## GIVEN EXERCISE
Show each line of the items below that contains the word "службы". Case matters.

## RECORDS FOR PROCESSING
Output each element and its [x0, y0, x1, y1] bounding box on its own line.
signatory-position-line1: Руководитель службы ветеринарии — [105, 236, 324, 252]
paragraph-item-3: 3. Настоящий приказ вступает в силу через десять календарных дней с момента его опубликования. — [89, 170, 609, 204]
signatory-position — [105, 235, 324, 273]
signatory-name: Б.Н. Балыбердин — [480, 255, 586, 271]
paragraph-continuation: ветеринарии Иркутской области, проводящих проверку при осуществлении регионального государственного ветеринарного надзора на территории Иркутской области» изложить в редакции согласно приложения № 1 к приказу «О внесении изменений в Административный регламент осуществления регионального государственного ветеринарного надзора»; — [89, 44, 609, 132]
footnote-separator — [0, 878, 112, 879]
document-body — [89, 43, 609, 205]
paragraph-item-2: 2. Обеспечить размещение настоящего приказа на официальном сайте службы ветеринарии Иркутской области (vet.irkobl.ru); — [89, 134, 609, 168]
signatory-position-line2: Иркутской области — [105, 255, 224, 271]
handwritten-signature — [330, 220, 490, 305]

## FINAL ANSWER
signatory-position-line1: Руководитель службы ветеринарии — [105, 236, 324, 252]
paragraph-item-2: 2. Обеспечить размещение настоящего приказа на официальном сайте службы ветеринарии Иркутской области (vet.irkobl.ru); — [89, 134, 609, 168]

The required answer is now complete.